* Job
Pull every line containing "srec" out of the material below.

(Stored data entries)
⟨

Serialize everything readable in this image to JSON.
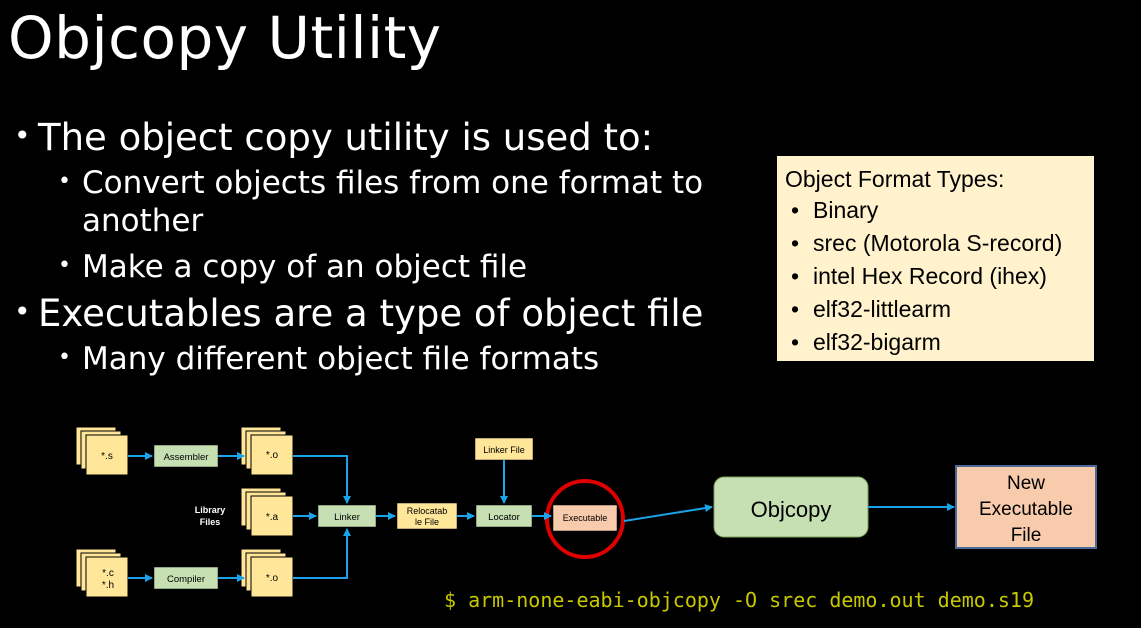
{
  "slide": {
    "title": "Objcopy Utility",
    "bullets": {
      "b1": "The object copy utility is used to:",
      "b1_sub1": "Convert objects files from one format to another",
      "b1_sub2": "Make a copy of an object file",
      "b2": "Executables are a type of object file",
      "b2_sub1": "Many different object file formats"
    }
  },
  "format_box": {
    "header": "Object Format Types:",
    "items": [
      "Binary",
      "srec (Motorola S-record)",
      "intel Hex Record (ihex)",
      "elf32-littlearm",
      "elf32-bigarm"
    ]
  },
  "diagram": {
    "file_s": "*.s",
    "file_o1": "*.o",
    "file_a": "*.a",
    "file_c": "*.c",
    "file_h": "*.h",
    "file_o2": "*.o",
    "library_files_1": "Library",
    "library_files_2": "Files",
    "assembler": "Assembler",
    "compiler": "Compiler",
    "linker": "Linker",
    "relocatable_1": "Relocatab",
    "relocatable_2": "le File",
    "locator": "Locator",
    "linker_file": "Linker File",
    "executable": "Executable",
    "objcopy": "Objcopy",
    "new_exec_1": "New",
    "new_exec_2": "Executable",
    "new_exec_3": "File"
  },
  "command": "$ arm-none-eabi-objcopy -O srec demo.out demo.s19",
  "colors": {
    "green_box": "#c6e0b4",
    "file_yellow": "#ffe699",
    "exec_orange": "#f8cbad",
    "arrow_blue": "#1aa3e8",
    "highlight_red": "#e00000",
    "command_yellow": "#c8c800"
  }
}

⟩

* Result of this exercise
      "srec (Motorola S-record)",
  "command": "$ arm-none-eabi-objcopy -O srec demo.out demo.s19",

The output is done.